Zadanie
Pisz dalej wpis o komecie C/2017 E4 (Lovejoy), zaczynając zaraz po jego ostatnim zdaniu.

Skocz do zawartości

C/2017 E4 (Lovejoy)


pguzik

Rekomendowane odpowiedzi

Parę dni temu Terry Lovejoy odkrył nową kometę, która dostała następnie oznaczenie C/2017 E4 (Lovejoy). Kometa ta już 23 kwietnia znajdzie się w peryhelium, w odległości 0.49 j.a. od Słońca. Tymczasem dziś pojawiły się takie zdjęcia tego obiektu:

https://scontent-amt...d26&oe=59703F77

https://scontent-amt...9c5&oe=595F8EF2

Pierwsze z nich wykonał Pal Brlasz Węgier (jednak zdalnie teleskopem z Nowego Meksyku), drugie Dídac Mesa Romeu z Hiszpanii.

Na obu zdjeciach kometa wygląda na obiekt "typowo gazowy" o jasności około 10 - 11 mag. Jeśli okaże się, że kometa jest obiektem okresowym, to pewnie będzie jaśnieć dość szybko i początkiem kwietnia może być obiektem lornetkowym.

Jeśli jednak mamy w tym wypadku do czynienia z kometą nieokresową, to zważywszy na to, że ma ona bardzo małą jasność absolutną, istnieje ryzyko, że zanim stanie się jasnym obiektem, rozsypie się w pył.

Zebrany materiał

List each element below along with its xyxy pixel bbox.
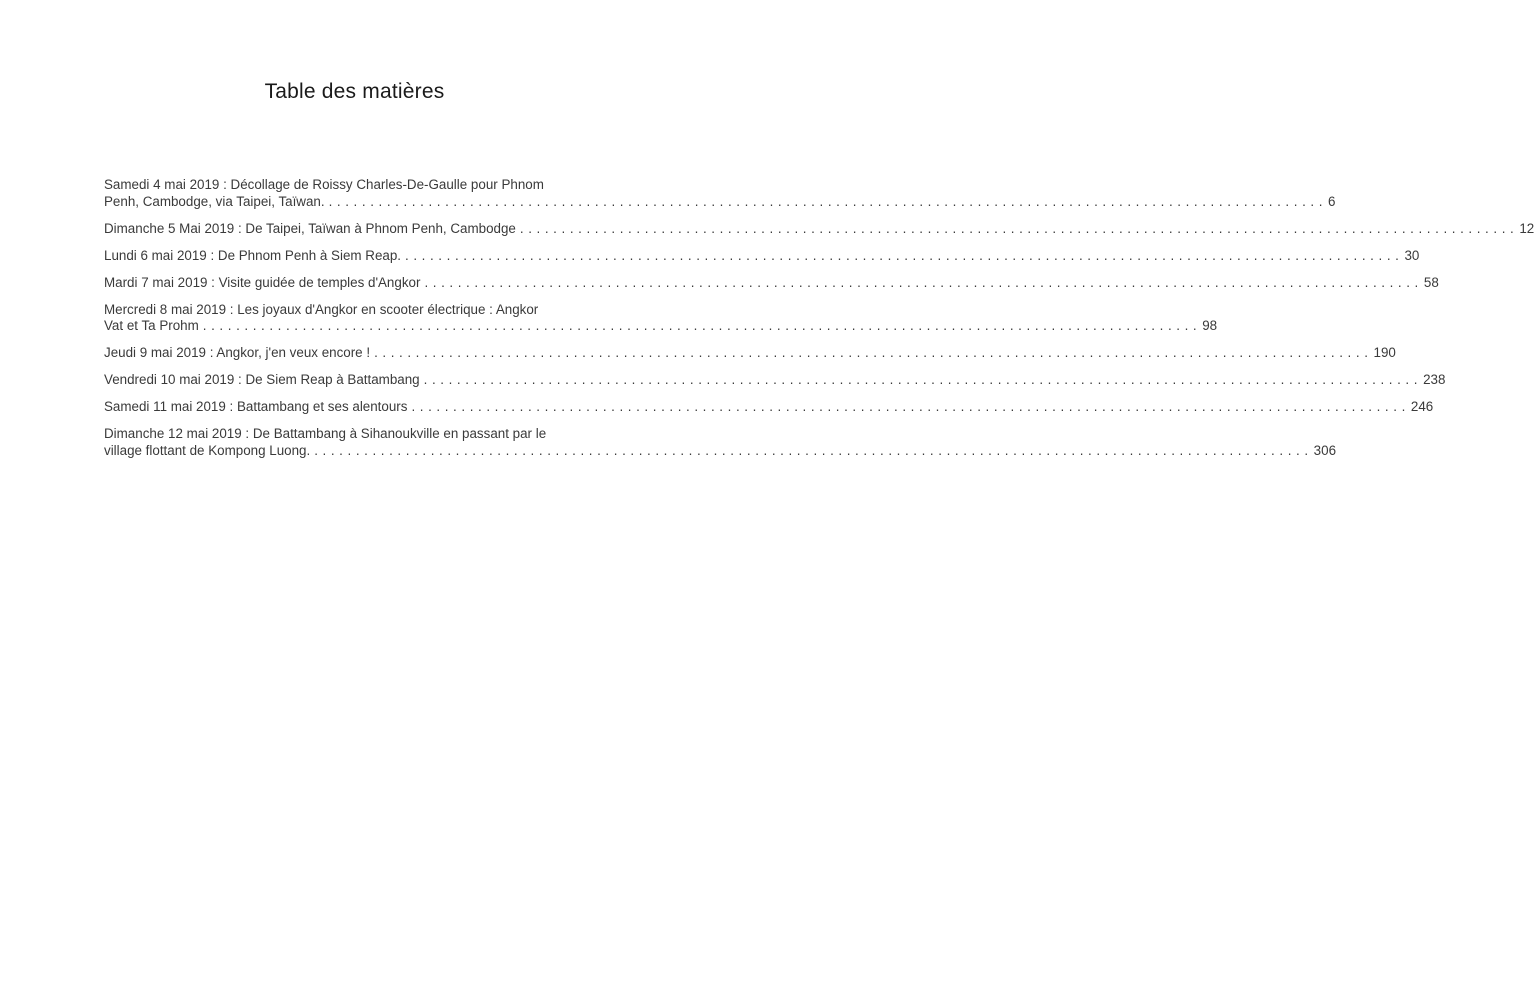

Odpowiedź
Jakby nie było, warto na nią zapolować. Od nas będzie ją można łapać już 24 marca o świcie, kiedy będzie świecić w północno zachodnim skrawku Koziorożca. W kolejnych dniach przejdzie do Wodnika, potem do Źrebięcia, a potem do Pegaza. To właśnie wtedy - w pierwszych dniach kwietnia, warunki do jej obserwacji będą najlepsze. Jej jasność może wtedy sięgać 8 mag, a pod koniec nocy astronomicznej będzie się wznosić jakieś 15 stopni nad wschodnim horyzontem. Niestety, po 6 kwietnia, na poranne niebo wejdzie Księżyc, który będzie mocno rozjaśniał niebo.

W połowie kwietnia kometa przejdzie do Andromedy. Może być wtedy jeszcze trochę jaśniejsza. Później warunki do jej obserwacji zaczną się pogarszać, a po 20 kwietnia kometa dodatkowo zacznie słabnąć. W ostatnich dniach kwietnia znajdzie się ona na niebie zbyt blisko Słońca, aby można ją było obserwować.

Jeśli kometa się nie rozsypie, to powinna być niewielkim, zwartym obiektem, być może nawet z krótkim warkoczem...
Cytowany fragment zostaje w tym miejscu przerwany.